Extracted records
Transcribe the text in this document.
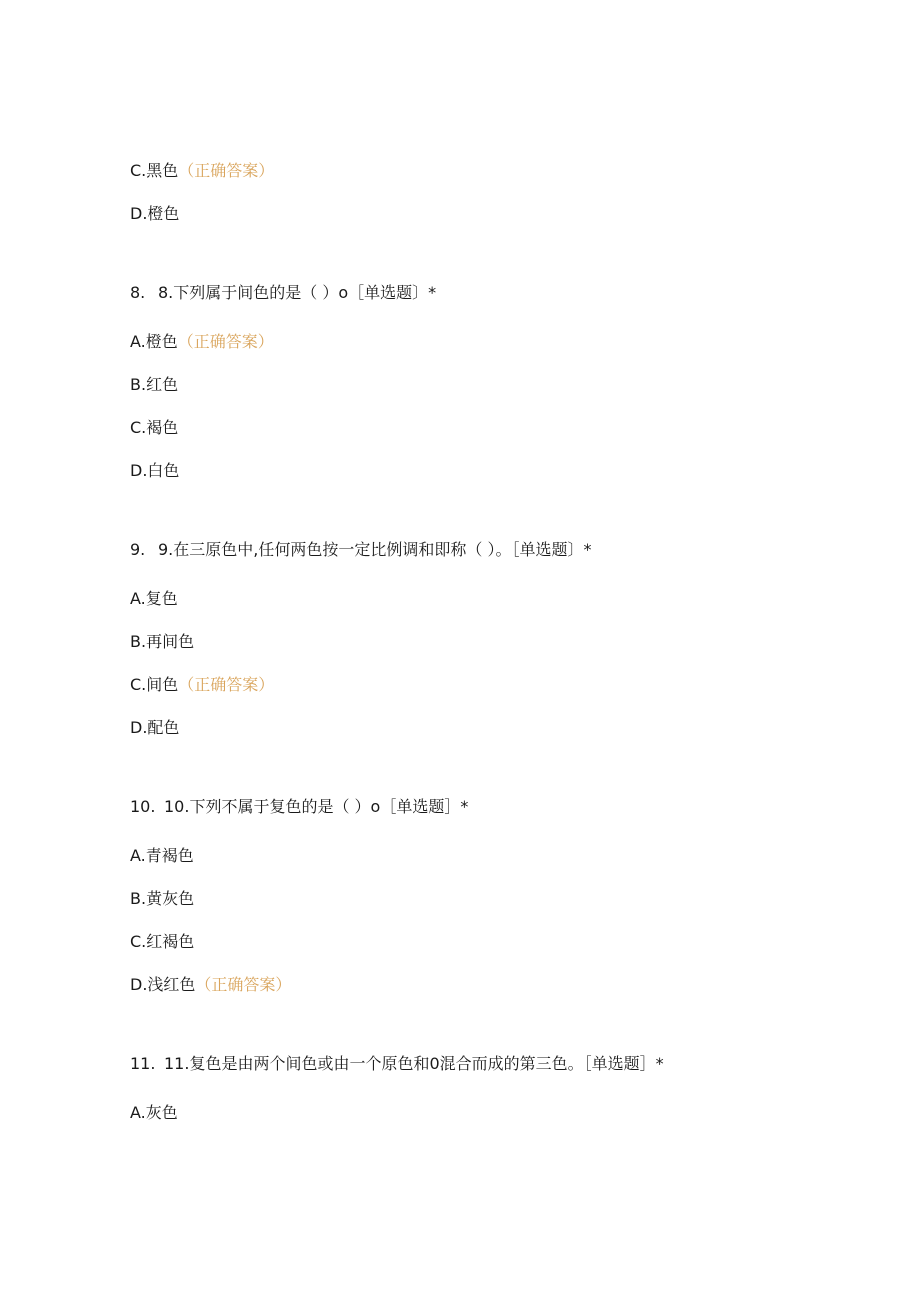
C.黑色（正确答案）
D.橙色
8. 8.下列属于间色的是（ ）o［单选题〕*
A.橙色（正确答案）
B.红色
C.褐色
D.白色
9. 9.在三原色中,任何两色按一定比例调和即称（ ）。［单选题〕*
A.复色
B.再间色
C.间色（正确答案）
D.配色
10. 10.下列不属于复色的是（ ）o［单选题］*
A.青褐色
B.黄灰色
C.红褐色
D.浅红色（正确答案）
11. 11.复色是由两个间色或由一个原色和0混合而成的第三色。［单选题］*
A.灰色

---

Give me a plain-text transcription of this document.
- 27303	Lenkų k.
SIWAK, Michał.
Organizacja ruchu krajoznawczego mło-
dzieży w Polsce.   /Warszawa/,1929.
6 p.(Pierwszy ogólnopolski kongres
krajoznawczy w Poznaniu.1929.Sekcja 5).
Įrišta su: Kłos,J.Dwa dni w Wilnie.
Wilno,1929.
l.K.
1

==

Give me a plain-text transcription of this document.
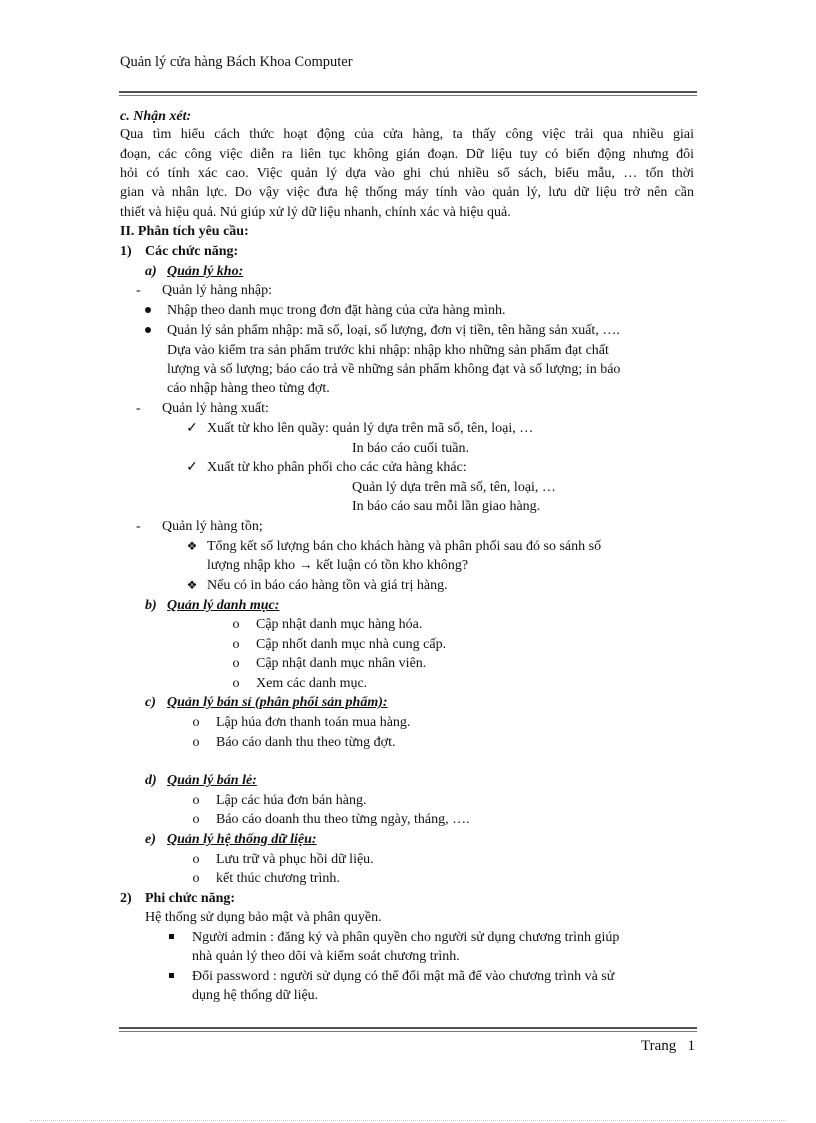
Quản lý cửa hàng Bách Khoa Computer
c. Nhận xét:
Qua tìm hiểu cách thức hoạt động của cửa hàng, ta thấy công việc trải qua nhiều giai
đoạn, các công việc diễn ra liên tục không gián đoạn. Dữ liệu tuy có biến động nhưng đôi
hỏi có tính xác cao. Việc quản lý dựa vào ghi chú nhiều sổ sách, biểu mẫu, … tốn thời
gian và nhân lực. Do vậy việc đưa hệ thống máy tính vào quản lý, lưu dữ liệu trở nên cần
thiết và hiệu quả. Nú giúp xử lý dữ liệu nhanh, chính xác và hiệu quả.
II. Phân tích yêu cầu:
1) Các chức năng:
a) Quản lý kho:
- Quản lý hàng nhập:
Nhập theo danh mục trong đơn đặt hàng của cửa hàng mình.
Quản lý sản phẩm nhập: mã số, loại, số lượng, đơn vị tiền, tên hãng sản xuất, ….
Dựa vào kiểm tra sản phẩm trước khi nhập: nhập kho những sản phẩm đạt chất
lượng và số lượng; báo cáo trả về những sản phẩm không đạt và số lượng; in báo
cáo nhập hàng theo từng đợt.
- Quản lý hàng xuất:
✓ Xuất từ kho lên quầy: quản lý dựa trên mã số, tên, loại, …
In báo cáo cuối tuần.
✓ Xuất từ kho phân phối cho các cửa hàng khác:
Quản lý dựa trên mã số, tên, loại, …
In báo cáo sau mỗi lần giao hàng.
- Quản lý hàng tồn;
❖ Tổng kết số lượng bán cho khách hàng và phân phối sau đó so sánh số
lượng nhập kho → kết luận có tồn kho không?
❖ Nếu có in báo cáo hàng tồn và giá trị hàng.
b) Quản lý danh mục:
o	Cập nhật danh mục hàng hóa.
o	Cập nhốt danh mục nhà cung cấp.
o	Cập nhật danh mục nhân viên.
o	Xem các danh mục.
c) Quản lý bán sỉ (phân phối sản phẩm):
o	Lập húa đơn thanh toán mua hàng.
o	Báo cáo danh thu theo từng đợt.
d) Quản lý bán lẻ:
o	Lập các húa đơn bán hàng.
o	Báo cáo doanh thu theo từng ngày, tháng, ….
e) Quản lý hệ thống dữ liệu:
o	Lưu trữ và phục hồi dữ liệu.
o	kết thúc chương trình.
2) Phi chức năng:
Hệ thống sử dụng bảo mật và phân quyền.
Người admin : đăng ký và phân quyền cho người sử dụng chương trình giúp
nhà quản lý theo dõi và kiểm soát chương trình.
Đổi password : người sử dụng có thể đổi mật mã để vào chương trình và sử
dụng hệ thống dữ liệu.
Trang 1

Goal: State how many lines of the entries above include the word "quyền", offering no text other than the number.

Exercise answer: 2